Reproduce the data exactly.

+-------+

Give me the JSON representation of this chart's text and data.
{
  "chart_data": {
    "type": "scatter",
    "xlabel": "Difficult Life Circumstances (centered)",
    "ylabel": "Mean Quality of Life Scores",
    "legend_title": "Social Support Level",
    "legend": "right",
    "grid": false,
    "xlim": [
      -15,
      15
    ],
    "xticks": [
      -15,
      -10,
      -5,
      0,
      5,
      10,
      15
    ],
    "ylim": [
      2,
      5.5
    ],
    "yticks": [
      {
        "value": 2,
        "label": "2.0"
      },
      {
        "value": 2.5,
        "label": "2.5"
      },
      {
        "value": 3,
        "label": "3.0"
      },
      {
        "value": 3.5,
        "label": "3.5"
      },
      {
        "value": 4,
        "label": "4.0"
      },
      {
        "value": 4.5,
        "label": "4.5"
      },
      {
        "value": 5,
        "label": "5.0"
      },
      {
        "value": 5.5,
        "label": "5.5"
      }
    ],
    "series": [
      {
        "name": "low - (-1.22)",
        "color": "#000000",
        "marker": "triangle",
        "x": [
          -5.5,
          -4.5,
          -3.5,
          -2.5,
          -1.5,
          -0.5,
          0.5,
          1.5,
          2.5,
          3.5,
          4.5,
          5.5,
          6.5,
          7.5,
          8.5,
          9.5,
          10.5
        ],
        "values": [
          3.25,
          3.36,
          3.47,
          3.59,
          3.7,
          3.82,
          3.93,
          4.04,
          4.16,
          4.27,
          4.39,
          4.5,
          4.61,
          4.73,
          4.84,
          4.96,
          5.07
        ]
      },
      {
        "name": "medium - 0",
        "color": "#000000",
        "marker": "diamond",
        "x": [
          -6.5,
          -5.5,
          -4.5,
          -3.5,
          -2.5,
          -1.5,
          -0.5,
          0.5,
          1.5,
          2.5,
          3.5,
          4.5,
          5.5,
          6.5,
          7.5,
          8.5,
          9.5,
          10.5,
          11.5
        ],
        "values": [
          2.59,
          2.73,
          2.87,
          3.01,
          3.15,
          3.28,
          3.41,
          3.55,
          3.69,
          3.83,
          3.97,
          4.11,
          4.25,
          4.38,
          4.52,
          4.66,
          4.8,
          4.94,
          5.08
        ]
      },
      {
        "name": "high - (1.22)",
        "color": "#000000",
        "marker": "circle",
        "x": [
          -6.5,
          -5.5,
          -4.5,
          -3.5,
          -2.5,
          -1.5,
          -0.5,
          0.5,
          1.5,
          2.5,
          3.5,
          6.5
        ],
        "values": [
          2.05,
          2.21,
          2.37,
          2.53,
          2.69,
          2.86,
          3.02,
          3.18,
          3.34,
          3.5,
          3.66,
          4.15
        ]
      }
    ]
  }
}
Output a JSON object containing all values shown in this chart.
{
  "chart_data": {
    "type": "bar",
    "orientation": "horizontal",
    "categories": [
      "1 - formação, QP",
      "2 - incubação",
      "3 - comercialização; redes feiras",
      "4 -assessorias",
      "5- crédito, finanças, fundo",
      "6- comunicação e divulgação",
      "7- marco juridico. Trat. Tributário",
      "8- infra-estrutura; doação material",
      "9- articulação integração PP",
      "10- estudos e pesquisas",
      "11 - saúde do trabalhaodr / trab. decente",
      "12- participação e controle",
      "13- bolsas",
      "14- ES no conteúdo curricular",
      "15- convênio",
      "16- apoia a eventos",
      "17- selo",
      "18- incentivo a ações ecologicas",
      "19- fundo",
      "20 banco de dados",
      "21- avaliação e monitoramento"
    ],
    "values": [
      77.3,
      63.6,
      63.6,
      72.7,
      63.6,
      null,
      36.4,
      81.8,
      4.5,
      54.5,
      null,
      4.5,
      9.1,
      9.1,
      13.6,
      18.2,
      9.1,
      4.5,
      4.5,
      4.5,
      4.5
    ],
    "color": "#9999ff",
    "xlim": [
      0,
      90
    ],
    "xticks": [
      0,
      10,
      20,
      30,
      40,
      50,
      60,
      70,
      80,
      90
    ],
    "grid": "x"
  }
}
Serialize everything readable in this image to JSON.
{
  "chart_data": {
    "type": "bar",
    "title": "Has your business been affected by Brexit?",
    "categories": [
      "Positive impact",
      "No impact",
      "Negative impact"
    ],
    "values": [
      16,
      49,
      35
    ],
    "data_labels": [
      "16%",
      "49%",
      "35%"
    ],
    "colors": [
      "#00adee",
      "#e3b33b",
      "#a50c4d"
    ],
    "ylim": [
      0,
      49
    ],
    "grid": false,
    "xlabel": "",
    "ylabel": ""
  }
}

+-------+

• Answer to this problem
Give me the JSON representation of this chart's text and data.
{
  "chart_data": {
    "type": "scatter",
    "xlabel": "Difficult Life Circumstances (centered)",
    "ylabel": "Mean Quality of Life Scores",
    "legend_title": "Social Support Level",
    "legend": "right",
    "grid": false,
    "xlim": [
      -15,
      15
    ],
    "xticks": [
      -15,
      -10,
      -5,
      0,
      5,
      10,
      15
    ],
    "ylim": [
      2,
      5.5
    ],
    "yticks": [
      {
        "value": 2,
        "label": "2.0"
      },
      {
        "value": 2.5,
        "label": "2.5"
      },
      {
        "value": 3,
        "label": "3.0"
      },
      {
        "value": 3.5,
        "label": "3.5"
      },
      {
        "value": 4,
        "label": "4.0"
      },
      {
        "value": 4.5,
        "label": "4.5"
      },
      {
        "value": 5,
        "label": "5.0"
      },
      {
        "value": 5.5,
        "label": "5.5"
      }
    ],
    "series": [
      {
        "name": "low - (-1.22)",
        "color": "#000000",
        "marker": "triangle",
        "x": [
          -5.5,
          -4.5,
          -3.5,
          -2.5,
          -1.5,
          -0.5,
          0.5,
          1.5,
          2.5,
          3.5,
          4.5,
          5.5,
          6.5,
          7.5,
          8.5,
          9.5,
          10.5
        ],
        "values": [
          3.25,
          3.36,
          3.47,
          3.59,
          3.7,
          3.82,
          3.93,
          4.04,
          4.16,
          4.27,
          4.39,
          4.5,
          4.61,
          4.73,
          4.84,
          4.96,
          5.07
        ]
      },
      {
        "name": "medium - 0",
        "color": "#000000",
        "marker": "diamond",
        "x": [
          -6.5,
          -5.5,
          -4.5,
          -3.5,
          -2.5,
          -1.5,
          -0.5,
          0.5,
          1.5,
          2.5,
          3.5,
          4.5,
          5.5,
          6.5,
          7.5,
          8.5,
          9.5,
          10.5,
          11.5
        ],
        "values": [
          2.59,
          2.73,
          2.87,
          3.01,
          3.15,
          3.28,
          3.41,
          3.55,
          3.69,
          3.83,
          3.97,
          4.11,
          4.25,
          4.38,
          4.52,
          4.66,
          4.8,
          4.94,
          5.08
        ]
      },
      {
        "name": "high - (1.22)",
        "color": "#000000",
        "marker": "circle",
        "x": [
          -6.5,
          -5.5,
          -4.5,
          -3.5,
          -2.5,
          -1.5,
          -0.5,
          0.5,
          1.5,
          2.5,
          3.5,
          6.5
        ],
        "values": [
          2.05,
          2.21,
          2.37,
          2.53,
          2.69,
          2.86,
          3.02,
          3.18,
          3.34,
          3.5,
          3.66,
          4.15
        ]
      }
    ]
  }
}
Output a JSON object containing all values shown in this chart.
{
  "chart_data": {
    "type": "bar",
    "orientation": "horizontal",
    "categories": [
      "1 - formação, QP",
      "2 - incubação",
      "3 - comercialização; redes feiras",
      "4 -assessorias",
      "5- crédito, finanças, fundo",
      "6- comunicação e divulgação",
      "7- marco juridico. Trat. Tributário",
      "8- infra-estrutura; doação material",
      "9- articulação integração PP",
      "10- estudos e pesquisas",
      "11 - saúde do trabalhaodr / trab. decente",
      "12- participação e controle",
      "13- bolsas",
      "14- ES no conteúdo curricular",
      "15- convênio",
      "16- apoia a eventos",
      "17- selo",
      "18- incentivo a ações ecologicas",
      "19- fundo",
      "20 banco de dados",
      "21- avaliação e monitoramento"
    ],
    "values": [
      77.3,
      63.6,
      63.6,
      72.7,
      63.6,
      null,
      36.4,
      81.8,
      4.5,
      54.5,
      null,
      4.5,
      9.1,
      9.1,
      13.6,
      18.2,
      9.1,
      4.5,
      4.5,
      4.5,
      4.5
    ],
    "color": "#9999ff",
    "xlim": [
      0,
      90
    ],
    "xticks": [
      0,
      10,
      20,
      30,
      40,
      50,
      60,
      70,
      80,
      90
    ],
    "grid": "x"
  }
}
Serialize everything readable in this image to JSON.
{
  "chart_data": {
    "type": "bar",
    "title": "Has your business been affected by Brexit?",
    "categories": [
      "Positive impact",
      "No impact",
      "Negative impact"
    ],
    "values": [
      16,
      49,
      35
    ],
    "data_labels": [
      "16%",
      "49%",
      "35%"
    ],
    "colors": [
      "#00adee",
      "#e3b33b",
      "#a50c4d"
    ],
    "ylim": [
      0,
      49
    ],
    "grid": false,
    "xlabel": "",
    "ylabel": ""
  }
}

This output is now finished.